:: Your instructions ::
Wherever a line holds the string "JSON", copy that line.

* * *

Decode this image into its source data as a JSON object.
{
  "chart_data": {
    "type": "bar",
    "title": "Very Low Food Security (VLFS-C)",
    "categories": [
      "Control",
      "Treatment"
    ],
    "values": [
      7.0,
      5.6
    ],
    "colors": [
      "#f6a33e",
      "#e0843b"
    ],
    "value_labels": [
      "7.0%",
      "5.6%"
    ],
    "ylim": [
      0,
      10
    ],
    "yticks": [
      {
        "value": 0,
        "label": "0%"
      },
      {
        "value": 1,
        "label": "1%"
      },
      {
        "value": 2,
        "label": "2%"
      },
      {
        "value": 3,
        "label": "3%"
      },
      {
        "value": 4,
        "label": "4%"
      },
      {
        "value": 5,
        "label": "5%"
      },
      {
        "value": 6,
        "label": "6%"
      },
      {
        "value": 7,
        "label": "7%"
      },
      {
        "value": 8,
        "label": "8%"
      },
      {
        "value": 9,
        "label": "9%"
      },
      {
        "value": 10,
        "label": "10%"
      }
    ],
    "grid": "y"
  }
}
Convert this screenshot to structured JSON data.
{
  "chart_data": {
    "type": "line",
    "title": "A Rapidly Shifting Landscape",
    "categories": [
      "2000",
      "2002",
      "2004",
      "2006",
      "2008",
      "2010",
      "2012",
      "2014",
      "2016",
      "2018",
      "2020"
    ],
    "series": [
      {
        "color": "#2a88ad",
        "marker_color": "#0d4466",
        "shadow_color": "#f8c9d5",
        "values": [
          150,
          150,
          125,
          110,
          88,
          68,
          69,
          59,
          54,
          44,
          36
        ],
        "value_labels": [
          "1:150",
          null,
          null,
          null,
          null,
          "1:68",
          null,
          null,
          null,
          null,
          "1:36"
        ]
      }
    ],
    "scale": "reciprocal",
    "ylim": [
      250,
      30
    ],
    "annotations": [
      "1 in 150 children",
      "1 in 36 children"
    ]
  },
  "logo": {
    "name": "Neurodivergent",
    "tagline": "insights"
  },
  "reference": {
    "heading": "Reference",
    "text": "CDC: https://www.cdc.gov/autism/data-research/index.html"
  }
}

* * *

:: Result ::
Decode this image into its source data as a JSON object.
Convert this screenshot to structured JSON data.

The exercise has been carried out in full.